*** DATA SHOWN ***

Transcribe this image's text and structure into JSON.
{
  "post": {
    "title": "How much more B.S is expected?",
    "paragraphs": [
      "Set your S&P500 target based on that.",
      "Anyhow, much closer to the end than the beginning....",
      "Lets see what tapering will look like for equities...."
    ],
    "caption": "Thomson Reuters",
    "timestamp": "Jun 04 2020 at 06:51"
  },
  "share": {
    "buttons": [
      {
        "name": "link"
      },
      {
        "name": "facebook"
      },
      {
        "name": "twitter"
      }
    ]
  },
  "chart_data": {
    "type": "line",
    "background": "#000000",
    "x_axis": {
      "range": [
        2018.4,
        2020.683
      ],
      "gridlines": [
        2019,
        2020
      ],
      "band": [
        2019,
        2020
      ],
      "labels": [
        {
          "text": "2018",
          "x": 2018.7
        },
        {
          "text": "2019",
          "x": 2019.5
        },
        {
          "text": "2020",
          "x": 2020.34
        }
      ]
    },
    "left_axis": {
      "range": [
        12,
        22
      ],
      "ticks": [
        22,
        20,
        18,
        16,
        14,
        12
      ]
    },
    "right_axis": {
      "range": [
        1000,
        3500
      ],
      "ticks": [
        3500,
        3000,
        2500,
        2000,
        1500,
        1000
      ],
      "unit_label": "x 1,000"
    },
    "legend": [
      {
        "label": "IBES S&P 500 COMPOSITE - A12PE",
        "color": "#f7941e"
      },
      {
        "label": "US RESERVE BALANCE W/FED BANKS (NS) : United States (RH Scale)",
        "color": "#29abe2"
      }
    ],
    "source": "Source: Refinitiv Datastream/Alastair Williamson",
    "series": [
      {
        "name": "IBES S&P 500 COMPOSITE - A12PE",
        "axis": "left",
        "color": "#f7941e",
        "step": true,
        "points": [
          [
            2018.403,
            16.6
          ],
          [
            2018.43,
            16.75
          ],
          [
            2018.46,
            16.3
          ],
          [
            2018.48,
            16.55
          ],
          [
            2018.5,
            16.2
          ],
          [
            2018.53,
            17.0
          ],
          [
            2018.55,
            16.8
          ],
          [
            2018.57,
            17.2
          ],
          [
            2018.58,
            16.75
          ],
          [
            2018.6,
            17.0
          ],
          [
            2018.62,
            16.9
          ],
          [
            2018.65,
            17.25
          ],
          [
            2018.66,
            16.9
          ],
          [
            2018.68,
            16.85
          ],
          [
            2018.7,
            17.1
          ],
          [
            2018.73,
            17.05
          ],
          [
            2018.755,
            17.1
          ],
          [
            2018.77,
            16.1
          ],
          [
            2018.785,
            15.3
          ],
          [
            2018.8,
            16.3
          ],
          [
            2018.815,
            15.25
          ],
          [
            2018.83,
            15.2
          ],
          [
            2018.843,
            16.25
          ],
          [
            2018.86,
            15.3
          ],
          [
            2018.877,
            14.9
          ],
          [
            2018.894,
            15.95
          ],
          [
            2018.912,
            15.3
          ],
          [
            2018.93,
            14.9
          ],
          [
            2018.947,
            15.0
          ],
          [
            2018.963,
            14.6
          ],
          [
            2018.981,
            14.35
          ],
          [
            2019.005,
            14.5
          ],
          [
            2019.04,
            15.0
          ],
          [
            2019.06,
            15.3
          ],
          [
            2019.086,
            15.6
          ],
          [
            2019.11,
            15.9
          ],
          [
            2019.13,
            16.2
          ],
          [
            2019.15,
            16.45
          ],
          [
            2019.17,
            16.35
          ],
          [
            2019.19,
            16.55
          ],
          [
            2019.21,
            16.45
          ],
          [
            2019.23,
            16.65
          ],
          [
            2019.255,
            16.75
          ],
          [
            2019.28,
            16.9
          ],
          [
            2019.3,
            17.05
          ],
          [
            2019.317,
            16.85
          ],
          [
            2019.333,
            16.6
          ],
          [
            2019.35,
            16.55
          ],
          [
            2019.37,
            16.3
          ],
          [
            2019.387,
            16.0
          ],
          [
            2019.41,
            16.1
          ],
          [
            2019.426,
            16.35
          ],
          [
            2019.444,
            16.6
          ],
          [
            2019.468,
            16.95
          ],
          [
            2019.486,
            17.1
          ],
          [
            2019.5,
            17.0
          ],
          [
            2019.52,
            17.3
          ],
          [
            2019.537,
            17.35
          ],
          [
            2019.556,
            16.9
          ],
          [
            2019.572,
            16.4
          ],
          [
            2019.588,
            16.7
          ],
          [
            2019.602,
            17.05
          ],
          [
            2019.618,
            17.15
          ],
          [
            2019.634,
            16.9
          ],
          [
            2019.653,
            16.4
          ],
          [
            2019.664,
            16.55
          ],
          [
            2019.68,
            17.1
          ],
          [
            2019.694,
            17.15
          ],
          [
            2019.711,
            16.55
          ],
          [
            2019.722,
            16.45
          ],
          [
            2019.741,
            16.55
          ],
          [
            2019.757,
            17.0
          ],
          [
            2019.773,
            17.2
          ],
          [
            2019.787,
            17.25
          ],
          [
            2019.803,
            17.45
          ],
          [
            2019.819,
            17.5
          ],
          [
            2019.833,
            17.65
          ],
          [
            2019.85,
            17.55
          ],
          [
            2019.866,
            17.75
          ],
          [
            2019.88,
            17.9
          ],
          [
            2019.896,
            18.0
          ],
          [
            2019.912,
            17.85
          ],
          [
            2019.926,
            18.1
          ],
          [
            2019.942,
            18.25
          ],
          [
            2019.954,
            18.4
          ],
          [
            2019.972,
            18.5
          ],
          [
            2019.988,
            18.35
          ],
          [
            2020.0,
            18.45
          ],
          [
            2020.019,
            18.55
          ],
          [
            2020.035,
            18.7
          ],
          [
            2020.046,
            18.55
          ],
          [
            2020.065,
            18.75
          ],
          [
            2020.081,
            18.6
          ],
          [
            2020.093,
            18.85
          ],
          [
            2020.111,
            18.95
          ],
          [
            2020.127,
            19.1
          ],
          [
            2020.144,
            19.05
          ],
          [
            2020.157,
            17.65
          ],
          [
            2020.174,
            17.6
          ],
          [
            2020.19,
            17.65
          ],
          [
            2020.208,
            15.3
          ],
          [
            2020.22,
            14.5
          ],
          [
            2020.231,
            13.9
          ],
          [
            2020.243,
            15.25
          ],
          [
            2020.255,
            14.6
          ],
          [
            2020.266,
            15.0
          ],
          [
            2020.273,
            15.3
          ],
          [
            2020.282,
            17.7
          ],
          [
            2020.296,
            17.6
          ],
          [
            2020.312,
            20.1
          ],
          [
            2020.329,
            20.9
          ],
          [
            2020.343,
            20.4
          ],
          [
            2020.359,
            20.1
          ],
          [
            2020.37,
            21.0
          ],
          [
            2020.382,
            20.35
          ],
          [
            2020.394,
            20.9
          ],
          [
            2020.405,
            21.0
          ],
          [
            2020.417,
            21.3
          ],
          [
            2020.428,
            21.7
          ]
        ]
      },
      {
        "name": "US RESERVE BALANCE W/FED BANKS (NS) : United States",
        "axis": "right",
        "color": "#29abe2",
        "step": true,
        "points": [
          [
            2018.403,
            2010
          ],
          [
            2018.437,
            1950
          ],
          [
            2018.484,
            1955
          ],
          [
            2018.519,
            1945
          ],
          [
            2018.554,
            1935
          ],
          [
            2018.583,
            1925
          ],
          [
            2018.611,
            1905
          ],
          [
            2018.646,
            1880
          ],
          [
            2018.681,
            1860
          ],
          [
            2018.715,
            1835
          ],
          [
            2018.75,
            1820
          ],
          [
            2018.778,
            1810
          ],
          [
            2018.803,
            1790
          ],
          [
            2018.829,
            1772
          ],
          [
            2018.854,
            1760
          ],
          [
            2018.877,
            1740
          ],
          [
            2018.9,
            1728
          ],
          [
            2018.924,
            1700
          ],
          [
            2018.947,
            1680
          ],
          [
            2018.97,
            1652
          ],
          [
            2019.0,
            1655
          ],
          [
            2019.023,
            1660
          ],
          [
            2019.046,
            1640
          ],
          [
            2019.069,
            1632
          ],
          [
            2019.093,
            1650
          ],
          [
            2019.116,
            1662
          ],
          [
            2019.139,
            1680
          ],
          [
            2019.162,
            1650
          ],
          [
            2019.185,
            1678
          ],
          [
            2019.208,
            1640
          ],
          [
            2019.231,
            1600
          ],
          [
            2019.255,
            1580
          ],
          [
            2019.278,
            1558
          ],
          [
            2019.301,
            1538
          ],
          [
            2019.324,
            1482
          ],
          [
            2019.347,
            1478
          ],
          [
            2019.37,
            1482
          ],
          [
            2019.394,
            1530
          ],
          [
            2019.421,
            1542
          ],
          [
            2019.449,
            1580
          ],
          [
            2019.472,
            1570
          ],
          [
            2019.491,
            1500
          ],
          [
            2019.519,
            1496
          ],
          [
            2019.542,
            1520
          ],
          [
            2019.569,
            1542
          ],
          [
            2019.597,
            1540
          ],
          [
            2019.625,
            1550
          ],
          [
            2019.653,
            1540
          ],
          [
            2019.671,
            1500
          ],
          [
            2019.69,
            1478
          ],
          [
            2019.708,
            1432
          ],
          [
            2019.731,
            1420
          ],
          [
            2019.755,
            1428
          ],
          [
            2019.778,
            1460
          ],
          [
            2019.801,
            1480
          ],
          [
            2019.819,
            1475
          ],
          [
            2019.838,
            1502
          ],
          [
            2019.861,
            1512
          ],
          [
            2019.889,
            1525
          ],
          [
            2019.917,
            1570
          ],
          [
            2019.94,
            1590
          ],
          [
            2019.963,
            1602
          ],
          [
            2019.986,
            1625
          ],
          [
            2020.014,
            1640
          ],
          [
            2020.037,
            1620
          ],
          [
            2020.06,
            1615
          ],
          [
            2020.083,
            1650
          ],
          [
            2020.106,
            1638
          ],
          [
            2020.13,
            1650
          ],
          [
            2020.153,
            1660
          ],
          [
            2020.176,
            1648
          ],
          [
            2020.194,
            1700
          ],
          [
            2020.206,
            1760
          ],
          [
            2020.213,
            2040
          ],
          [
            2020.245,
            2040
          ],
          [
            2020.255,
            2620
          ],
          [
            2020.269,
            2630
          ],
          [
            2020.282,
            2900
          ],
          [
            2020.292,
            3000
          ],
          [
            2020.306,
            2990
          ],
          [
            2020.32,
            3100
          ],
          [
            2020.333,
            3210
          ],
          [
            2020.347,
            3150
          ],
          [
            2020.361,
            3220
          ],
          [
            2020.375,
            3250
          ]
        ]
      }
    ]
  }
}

***

▸ **DIRECTIONS FOR THIS TASK**:
Copy each line of the records containing the string "BANKS".

▸ **SOLUTION FOR THIS TASK**:
        "label": "US RESERVE BALANCE W/FED BANKS (NS) : United States (RH Scale)",
        "name": "US RESERVE BALANCE W/FED BANKS (NS) : United States",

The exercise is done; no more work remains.